Without the pictures, print each of the records below exactly as it appears.

(Data listing)
begin
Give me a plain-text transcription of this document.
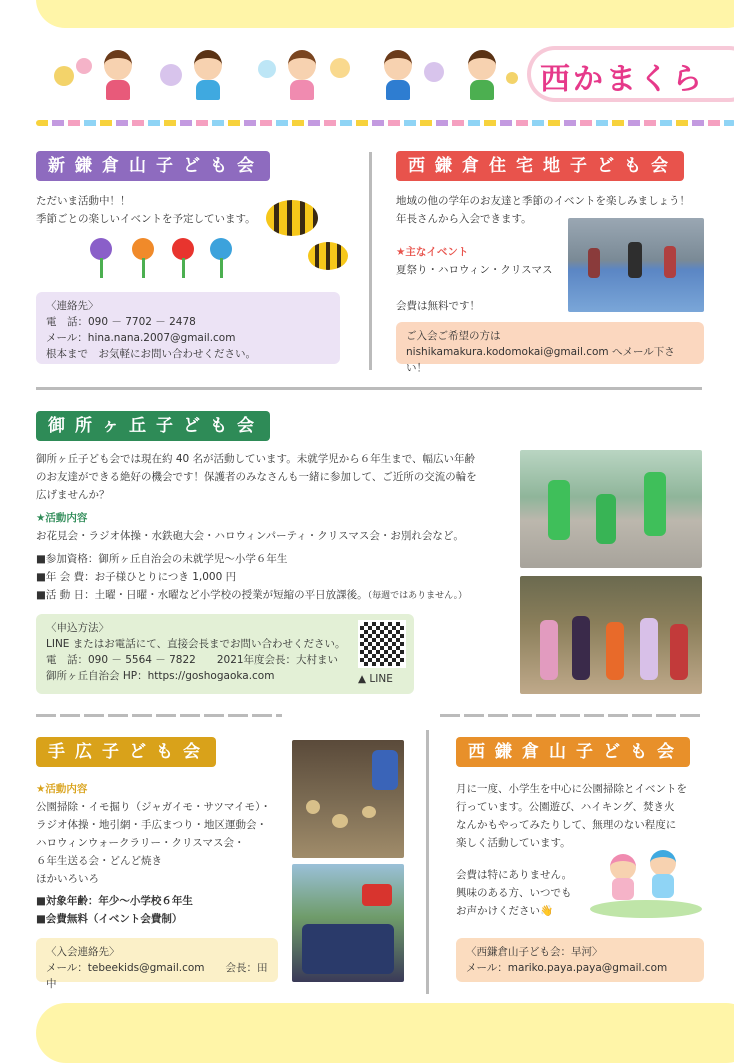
西かまくら
新鎌倉山子ども会
ただいま活動中！！
季節ごとの楽しいイベントを予定しています。
〈連絡先〉
電　話：090 － 7702 － 2478
メール：hina.nana.2007@gmail.com
根本まで　お気軽にお問い合わせください。
西鎌倉住宅地子ども会
地域の他の学年のお友達と季節のイベントを楽しみましょう！
年長さんから入会できます。
★主なイベント
夏祭り・ハロウィン・クリスマス
会費は無料です！
ご入会ご希望の方は
nishikamakura.kodomokai@gmail.com へメール下さい！
御所ヶ丘子ども会
御所ヶ丘子ども会では現在約 40 名が活動しています。未就学児から６年生まで、幅広い年齢
のお友達ができる絶好の機会です！保護者のみなさんも一緒に参加して、ご近所の交流の輪を
広げませんか？
★活動内容
お花見会・ラジオ体操・水鉄砲大会・ハロウィンパーティ・クリスマス会・お別れ会など。
■参加資格：御所ヶ丘自治会の未就学児～小学６年生
■年 会 費：お子様ひとりにつき 1,000 円
■活 動 日：土曜・日曜・水曜など小学校の授業が短縮の平日放課後。（毎週ではありません。）
〈申込方法〉
LINE またはお電話にて、直接会長までお問い合わせください。
電　話：090 － 5564 － 7822　　2021年度会長：大村まい
御所ヶ丘自治会 HP：https://goshogaoka.com	▲ LINE
手広子ども会
★活動内容
公園掃除・イモ掘り（ジャガイモ・サツマイモ）・
ラジオ体操・地引網・手広まつり・地区運動会・
ハロウィンウォークラリー・クリスマス会・
６年生送る会・どんど焼き
ほかいろいろ
■対象年齢：年少～小学校６年生
■会費無料（イベント会費制）
〈入会連絡先〉
メール：tebeekids@gmail.com　　会長：田中
西鎌倉山子ども会
月に一度、小学生を中心に公園掃除とイベントを
行っています。公園遊び、ハイキング、焚き火
なんかもやってみたりして、無理のない程度に
楽しく活動しています。
会費は特にありません。
興味のある方、いつでも
お声かけください👋
〈西鎌倉山子ども会：早河〉
メール：mariko.paya.paya@gmail.com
end
◆ The reply
Give me a plain-text transcription of this document.
西かまくら
新鎌倉山子ども会
ただいま活動中！！
季節ごとの楽しいイベントを予定しています。
〈連絡先〉
電　話：090 － 7702 － 2478
メール：hina.nana.2007@gmail.com
根本まで　お気軽にお問い合わせください。
西鎌倉住宅地子ども会
地域の他の学年のお友達と季節のイベントを楽しみましょう！
年長さんから入会できます。
★主なイベント
夏祭り・ハロウィン・クリスマス
会費は無料です！
ご入会ご希望の方は
nishikamakura.kodomokai@gmail.com へメール下さい！
御所ヶ丘子ども会
御所ヶ丘子ども会では現在約 40 名が活動しています。未就学児から６年生まで、幅広い年齢
のお友達ができる絶好の機会です！保護者のみなさんも一緒に参加して、ご近所の交流の輪を
広げませんか？
★活動内容
お花見会・ラジオ体操・水鉄砲大会・ハロウィンパーティ・クリスマス会・お別れ会など。
■参加資格：御所ヶ丘自治会の未就学児～小学６年生
■年 会 費：お子様ひとりにつき 1,000 円
■活 動 日：土曜・日曜・水曜など小学校の授業が短縮の平日放課後。（毎週ではありません。）
〈申込方法〉
LINE またはお電話にて、直接会長までお問い合わせください。
電　話：090 － 5564 － 7822　　2021年度会長：大村まい
御所ヶ丘自治会 HP：https://goshogaoka.com	▲ LINE
手広子ども会
★活動内容
公園掃除・イモ掘り（ジャガイモ・サツマイモ）・
ラジオ体操・地引網・手広まつり・地区運動会・
ハロウィンウォークラリー・クリスマス会・
６年生送る会・どんど焼き
ほかいろいろ
■対象年齢：年少～小学校６年生
■会費無料（イベント会費制）
〈入会連絡先〉
メール：tebeekids@gmail.com　　会長：田中
西鎌倉山子ども会
月に一度、小学生を中心に公園掃除とイベントを
行っています。公園遊び、ハイキング、焚き火
なんかもやってみたりして、無理のない程度に
楽しく活動しています。
会費は特にありません。
興味のある方、いつでも
お声かけください👋
〈西鎌倉山子ども会：早河〉
メール：mariko.paya.paya@gmail.com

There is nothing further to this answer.